**PROBLEM**
Can you write out all the lines word for word, with no pictures?

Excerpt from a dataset
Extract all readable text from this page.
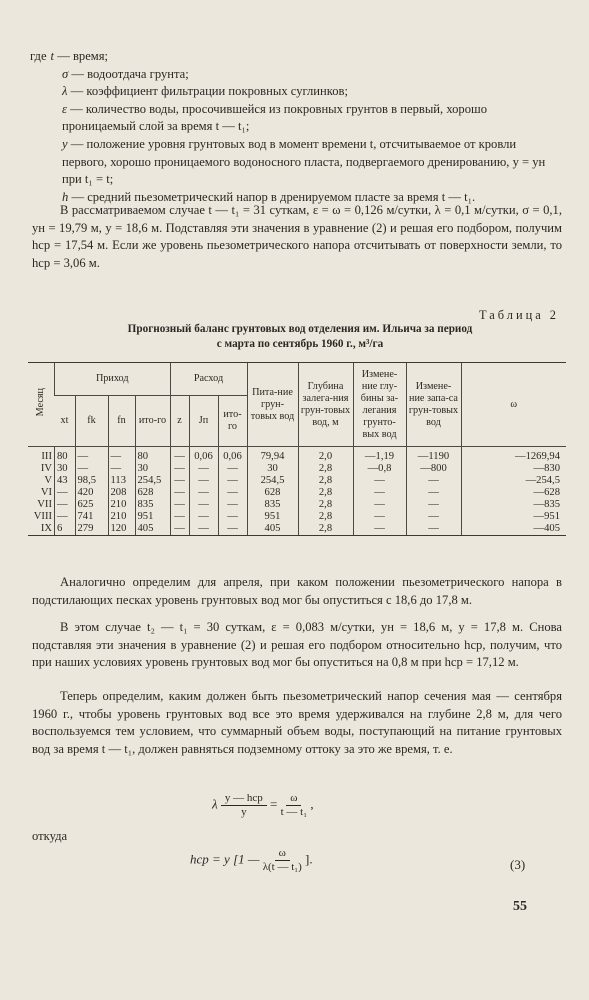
где t — время;
σ — водоотдача грунта;
λ — коэффициент фильтрации покровных суглинков;
ε — количество воды, просочившейся из покровных грунтов в первый, хорошо проницаемый слой за время t — t₁;
y — положение уровня грунтовых вод в момент времени t, отсчитываемое от кровли первого, хорошо проницаемого водоносного пласта, подвергаемого дренированию, y = yн при t₁ = t;
h — средний пьезометрический напор в дренируемом пласте за время t — t₁.

В рассматриваемом случае t — t₁ = 31 суткам, ε = ω = 0,126 м/сутки, λ = 0,1 м/сутки, σ = 0,1, yн = 19,79 м, y = 18,6 м. Подставляя эти значения в уравнение (2) и решая его подбором, получим hср = 17,54 м. Если же уровень пьезометрического напора отсчитывать от поверхности земли, то hср = 3,06 м.

Таблица 2
Прогнозный баланс грунтовых вод отделения им. Ильича за период
с марта по сентябрь 1960 г., м³/га
Месяц	Приход				Расход			Пита-ние грун-товых вод	Глубина залега-ния грун-товых вод, м	Измене-ние глу-бины за-легания грунто-вых вод	Измене-ние запа-са грун-товых вод	ω
	xt	fk	fn	ито-го	z	Jп	ито-го					
III	80	—	—	80	—	0,06	0,06	79,94	2,0	—1,19	—1190	—1269,94
IV	30	—	—	30	—	—	—	30	2,8	—0,8	—800	—830
V	43	98,5	113	254,5	—	—	—	254,5	2,8	—	—	—254,5
VI	—	420	208	628	—	—	—	628	2,8	—	—	—628
VII	—	625	210	835	—	—	—	835	2,8	—	—	—835
VIII	—	741	210	951	—	—	—	951	2,8	—	—	—951
IX	6	279	120	405	—	—	—	405	2,8	—	—	—405

Аналогично определим для апреля, при каком положении пьезометрического напора в подстилающих песках уровень грунтовых вод мог бы опуститься с 18,6 до 17,8 м.

В этом случае t₂ — t₁ = 30 суткам, ε = 0,083 м/сутки, yн = 18,6 м, y = 17,8 м. Снова подставляя эти значения в уравнение (2) и решая его подбором относительно hср, получим, что при наших условиях уровень грунтовых вод мог бы опуститься на 0,8 м при hср = 17,12 м.

Теперь определим, каким должен быть пьезометрический напор сечения мая — сентября 1960 г., чтобы уровень грунтовых вод все это время удерживался на глубине 2,8 м, для чего воспользуемся тем условием, что суммарный объем воды, поступающий на питание грунтовых вод за время t — t₁, должен равняться подземному оттоку за это же время, т. е.

λ $\frac{\text{y — hср}}{y} = \frac{\omega}{\text{t — t₁}}$ ,
откуда
hср = y [1 — $\frac{\omega}{\text{λ(t — t₁)}}$ ].	(3)
55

**SOLUTION BELOW**
Extract all readable text from this page.
где t — время;
σ — водоотдача грунта;
λ — коэффициент фильтрации покровных суглинков;
ε — количество воды, просочившейся из покровных грунтов в первый, хорошо проницаемый слой за время t — t₁;
y — положение уровня грунтовых вод в момент времени t, отсчитываемое от кровли первого, хорошо проницаемого водоносного пласта, подвергаемого дренированию, y = yн при t₁ = t;
h — средний пьезометрический напор в дренируемом пласте за время t — t₁.

В рассматриваемом случае t — t₁ = 31 суткам, ε = ω = 0,126 м/сутки, λ = 0,1 м/сутки, σ = 0,1, yн = 19,79 м, y = 18,6 м. Подставляя эти значения в уравнение (2) и решая его подбором, получим hср = 17,54 м. Если же уровень пьезометрического напора отсчитывать от поверхности земли, то hср = 3,06 м.

Таблица 2
Прогнозный баланс грунтовых вод отделения им. Ильича за период
с марта по сентябрь 1960 г., м³/га
Месяц	Приход				Расход			Пита-ние грун-товых вод	Глубина залега-ния грун-товых вод, м	Измене-ние глу-бины за-легания грунто-вых вод	Измене-ние запа-са грун-товых вод	ω
	xt	fk	fn	ито-го	z	Jп	ито-го					
III	80	—	—	80	—	0,06	0,06	79,94	2,0	—1,19	—1190	—1269,94
IV	30	—	—	30	—	—	—	30	2,8	—0,8	—800	—830
V	43	98,5	113	254,5	—	—	—	254,5	2,8	—	—	—254,5
VI	—	420	208	628	—	—	—	628	2,8	—	—	—628
VII	—	625	210	835	—	—	—	835	2,8	—	—	—835
VIII	—	741	210	951	—	—	—	951	2,8	—	—	—951
IX	6	279	120	405	—	—	—	405	2,8	—	—	—405

Аналогично определим для апреля, при каком положении пьезометрического напора в подстилающих песках уровень грунтовых вод мог бы опуститься с 18,6 до 17,8 м.

В этом случае t₂ — t₁ = 30 суткам, ε = 0,083 м/сутки, yн = 18,6 м, y = 17,8 м. Снова подставляя эти значения в уравнение (2) и решая его подбором относительно hср, получим, что при наших условиях уровень грунтовых вод мог бы опуститься на 0,8 м при hср = 17,12 м.

Теперь определим, каким должен быть пьезометрический напор сечения мая — сентября 1960 г., чтобы уровень грунтовых вод все это время удерживался на глубине 2,8 м, для чего воспользуемся тем условием, что суммарный объем воды, поступающий на питание грунтовых вод за время t — t₁, должен равняться подземному оттоку за это же время, т. е.

λ $\frac{\text{y — hср}}{y} = \frac{\omega}{\text{t — t₁}}$ ,
откуда
hср = y [1 — $\frac{\omega}{\text{λ(t — t₁)}}$ ].	(3)
55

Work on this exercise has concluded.